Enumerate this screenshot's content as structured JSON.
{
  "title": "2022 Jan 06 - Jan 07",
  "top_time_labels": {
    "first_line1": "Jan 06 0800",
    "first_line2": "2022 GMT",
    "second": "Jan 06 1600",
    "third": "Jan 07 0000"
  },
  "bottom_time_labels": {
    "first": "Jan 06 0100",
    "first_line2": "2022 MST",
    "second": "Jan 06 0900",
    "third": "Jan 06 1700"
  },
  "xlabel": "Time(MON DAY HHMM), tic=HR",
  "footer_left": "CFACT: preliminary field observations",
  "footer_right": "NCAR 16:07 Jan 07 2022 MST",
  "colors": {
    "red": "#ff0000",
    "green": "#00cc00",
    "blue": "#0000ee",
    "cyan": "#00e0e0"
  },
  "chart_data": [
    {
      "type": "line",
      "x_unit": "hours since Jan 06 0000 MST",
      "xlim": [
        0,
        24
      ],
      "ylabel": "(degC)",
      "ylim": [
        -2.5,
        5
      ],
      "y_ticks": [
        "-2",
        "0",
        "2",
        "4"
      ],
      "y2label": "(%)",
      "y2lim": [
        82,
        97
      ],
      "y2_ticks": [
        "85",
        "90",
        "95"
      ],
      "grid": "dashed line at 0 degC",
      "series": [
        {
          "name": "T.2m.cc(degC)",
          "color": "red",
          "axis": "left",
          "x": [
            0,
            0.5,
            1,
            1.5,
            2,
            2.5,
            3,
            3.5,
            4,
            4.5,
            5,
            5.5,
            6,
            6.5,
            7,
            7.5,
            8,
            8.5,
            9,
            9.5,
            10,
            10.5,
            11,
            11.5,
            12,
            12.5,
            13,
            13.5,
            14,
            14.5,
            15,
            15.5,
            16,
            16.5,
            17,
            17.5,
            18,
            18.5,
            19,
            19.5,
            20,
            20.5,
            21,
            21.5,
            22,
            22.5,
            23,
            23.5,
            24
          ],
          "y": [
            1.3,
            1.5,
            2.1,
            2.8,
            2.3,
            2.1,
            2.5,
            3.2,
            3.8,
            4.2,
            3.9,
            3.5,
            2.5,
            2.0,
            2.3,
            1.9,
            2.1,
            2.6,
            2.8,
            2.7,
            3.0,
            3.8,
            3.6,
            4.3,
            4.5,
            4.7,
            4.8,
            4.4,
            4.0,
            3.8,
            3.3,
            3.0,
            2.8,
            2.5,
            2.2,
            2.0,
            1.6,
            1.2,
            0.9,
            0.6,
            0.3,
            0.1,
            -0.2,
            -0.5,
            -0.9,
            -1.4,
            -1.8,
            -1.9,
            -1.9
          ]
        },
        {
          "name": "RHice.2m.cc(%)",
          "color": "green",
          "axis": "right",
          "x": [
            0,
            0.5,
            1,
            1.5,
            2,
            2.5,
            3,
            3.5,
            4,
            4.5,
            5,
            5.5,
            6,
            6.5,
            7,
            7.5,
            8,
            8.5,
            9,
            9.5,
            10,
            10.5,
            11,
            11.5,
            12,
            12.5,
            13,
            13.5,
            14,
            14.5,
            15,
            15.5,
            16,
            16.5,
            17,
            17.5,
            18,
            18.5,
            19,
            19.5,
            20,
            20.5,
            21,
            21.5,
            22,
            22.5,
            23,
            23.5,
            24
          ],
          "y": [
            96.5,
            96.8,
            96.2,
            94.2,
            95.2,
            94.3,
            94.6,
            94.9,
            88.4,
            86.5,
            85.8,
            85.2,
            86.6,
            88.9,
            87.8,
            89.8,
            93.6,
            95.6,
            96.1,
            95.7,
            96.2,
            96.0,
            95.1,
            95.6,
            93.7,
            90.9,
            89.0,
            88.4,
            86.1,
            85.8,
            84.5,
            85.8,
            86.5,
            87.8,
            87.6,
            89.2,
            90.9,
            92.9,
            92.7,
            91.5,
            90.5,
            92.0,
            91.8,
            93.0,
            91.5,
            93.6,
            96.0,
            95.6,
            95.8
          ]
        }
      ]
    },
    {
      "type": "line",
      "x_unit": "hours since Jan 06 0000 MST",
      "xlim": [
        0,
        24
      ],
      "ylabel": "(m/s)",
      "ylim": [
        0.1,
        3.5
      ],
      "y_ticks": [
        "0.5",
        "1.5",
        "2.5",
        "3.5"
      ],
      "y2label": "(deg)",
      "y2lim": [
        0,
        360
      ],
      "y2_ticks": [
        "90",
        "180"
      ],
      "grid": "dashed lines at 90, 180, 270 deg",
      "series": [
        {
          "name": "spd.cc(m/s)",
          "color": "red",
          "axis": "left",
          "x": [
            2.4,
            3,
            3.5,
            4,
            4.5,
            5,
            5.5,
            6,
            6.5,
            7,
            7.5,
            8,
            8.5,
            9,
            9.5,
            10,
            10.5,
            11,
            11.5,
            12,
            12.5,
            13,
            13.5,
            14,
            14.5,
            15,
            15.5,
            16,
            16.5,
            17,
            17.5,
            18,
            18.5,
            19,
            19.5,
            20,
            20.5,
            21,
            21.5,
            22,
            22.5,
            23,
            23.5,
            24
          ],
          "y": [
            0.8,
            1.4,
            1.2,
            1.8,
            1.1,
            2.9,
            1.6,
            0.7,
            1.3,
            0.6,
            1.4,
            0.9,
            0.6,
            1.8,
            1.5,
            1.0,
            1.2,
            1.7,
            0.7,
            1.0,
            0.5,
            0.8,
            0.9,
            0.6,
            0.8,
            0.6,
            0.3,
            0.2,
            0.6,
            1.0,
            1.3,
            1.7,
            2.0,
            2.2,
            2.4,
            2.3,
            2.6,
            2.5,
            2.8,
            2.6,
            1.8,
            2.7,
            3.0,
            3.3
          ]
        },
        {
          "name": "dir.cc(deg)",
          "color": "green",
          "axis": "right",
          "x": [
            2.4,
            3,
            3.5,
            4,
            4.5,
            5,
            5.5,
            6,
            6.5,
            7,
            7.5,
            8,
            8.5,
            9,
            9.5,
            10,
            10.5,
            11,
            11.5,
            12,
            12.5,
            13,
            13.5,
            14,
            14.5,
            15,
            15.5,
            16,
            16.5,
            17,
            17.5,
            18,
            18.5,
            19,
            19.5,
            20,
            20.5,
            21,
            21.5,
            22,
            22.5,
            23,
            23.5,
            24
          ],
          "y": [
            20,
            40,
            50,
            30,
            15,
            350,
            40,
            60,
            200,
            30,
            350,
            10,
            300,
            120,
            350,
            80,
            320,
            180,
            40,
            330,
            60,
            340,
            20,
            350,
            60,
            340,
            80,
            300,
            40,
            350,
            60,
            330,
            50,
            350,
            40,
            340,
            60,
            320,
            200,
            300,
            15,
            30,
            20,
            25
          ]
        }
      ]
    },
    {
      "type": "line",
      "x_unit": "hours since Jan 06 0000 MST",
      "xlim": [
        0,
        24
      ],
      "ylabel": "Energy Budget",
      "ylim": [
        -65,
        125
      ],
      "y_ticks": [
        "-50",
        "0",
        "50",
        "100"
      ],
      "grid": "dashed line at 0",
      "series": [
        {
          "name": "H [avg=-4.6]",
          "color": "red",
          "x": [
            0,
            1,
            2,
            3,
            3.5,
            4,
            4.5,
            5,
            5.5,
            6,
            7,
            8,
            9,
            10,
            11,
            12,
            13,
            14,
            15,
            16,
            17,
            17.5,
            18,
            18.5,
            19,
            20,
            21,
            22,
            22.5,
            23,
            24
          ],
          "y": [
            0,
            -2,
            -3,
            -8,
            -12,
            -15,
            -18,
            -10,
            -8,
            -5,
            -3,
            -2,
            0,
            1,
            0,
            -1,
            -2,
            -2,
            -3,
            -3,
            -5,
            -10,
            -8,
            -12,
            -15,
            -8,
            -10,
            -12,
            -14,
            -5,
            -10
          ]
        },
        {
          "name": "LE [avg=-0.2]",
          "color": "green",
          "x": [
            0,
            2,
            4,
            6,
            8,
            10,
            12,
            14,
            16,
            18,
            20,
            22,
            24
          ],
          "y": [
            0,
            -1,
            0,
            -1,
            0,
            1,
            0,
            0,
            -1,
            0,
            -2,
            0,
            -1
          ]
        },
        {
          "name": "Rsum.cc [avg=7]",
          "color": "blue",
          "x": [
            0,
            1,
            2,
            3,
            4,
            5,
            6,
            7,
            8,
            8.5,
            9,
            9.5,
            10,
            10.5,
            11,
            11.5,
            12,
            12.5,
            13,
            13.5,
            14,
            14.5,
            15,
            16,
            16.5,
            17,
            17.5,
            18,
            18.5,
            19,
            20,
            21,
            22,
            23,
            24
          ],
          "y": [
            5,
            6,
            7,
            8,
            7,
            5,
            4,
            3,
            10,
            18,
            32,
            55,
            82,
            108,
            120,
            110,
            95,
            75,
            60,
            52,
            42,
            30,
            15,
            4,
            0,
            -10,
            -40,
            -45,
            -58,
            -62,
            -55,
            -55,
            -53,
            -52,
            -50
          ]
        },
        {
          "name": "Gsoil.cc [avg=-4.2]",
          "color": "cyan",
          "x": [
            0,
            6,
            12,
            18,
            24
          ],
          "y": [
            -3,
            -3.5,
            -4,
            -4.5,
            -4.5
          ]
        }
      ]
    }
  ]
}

◆ Problem to solve
The answer is one number: how many lines of the material above contain "grid".

◆ Exercise output
3